** begin SOURCE MATERIAL **

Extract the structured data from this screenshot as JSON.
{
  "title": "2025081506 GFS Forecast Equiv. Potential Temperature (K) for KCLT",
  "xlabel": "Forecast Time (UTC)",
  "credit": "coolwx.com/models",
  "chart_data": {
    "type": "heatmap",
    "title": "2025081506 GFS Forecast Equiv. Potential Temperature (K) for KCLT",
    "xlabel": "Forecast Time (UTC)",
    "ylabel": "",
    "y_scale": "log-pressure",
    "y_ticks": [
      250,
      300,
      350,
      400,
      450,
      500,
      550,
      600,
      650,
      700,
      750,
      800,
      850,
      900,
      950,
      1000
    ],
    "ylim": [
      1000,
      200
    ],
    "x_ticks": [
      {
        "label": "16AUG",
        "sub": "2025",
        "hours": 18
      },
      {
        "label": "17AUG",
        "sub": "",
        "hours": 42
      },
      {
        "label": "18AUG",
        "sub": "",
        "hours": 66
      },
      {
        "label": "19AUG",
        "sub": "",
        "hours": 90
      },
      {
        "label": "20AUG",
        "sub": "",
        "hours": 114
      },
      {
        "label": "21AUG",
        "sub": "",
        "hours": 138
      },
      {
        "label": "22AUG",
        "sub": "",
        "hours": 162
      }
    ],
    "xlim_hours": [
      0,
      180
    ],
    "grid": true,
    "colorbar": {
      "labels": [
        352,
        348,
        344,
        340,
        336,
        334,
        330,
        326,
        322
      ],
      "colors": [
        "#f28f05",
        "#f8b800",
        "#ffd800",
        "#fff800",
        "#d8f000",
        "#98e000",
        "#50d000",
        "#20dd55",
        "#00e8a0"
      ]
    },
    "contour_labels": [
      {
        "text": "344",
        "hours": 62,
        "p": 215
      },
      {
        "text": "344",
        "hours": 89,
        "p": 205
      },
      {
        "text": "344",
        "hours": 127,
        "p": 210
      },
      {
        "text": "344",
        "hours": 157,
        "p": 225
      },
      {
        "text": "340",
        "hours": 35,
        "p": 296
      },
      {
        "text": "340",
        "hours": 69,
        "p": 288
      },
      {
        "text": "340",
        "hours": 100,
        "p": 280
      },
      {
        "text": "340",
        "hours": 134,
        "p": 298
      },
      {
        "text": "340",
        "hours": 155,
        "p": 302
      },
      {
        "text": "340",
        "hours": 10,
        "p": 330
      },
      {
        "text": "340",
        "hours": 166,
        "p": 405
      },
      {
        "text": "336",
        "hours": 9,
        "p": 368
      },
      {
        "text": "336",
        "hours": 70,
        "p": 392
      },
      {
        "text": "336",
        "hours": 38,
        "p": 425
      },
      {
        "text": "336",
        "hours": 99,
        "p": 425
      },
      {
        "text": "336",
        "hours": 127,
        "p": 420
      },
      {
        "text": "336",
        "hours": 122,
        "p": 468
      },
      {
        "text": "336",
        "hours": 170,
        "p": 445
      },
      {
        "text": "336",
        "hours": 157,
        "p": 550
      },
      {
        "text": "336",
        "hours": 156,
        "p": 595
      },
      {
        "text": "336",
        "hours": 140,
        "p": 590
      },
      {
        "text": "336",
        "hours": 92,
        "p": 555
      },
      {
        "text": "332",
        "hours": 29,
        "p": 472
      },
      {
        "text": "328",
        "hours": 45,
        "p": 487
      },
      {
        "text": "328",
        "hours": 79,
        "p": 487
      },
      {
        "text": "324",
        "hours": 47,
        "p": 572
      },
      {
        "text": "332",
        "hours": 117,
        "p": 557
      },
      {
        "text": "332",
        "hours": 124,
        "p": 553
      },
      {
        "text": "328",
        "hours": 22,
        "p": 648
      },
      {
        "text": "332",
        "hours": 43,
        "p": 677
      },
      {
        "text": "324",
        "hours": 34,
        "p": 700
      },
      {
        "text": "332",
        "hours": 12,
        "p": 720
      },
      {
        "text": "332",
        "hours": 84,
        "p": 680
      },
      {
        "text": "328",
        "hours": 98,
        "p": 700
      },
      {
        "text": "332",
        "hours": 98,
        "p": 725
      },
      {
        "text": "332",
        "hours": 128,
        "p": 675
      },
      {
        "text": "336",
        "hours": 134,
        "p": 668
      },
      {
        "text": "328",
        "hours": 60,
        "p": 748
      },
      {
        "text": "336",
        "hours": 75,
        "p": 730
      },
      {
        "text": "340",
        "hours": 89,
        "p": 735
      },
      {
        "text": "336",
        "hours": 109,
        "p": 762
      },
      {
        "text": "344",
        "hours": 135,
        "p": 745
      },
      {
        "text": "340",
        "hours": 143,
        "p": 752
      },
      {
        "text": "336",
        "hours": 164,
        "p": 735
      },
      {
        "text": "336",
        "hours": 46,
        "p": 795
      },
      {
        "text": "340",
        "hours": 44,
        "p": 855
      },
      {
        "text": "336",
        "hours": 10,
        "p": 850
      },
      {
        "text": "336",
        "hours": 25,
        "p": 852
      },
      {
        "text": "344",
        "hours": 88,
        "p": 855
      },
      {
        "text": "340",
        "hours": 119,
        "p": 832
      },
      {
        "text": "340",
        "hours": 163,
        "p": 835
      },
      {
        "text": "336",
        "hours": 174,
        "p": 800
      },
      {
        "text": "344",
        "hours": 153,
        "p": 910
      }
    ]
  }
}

** end SOURCE MATERIAL **

Go through the entries and return each line where the word "Potential" appears.

RESPONSE TO THE TASK ::
  "title": "2025081506 GFS Forecast Equiv. Potential Temperature (K) for KCLT",
    "title": "2025081506 GFS Forecast Equiv. Potential Temperature (K) for KCLT",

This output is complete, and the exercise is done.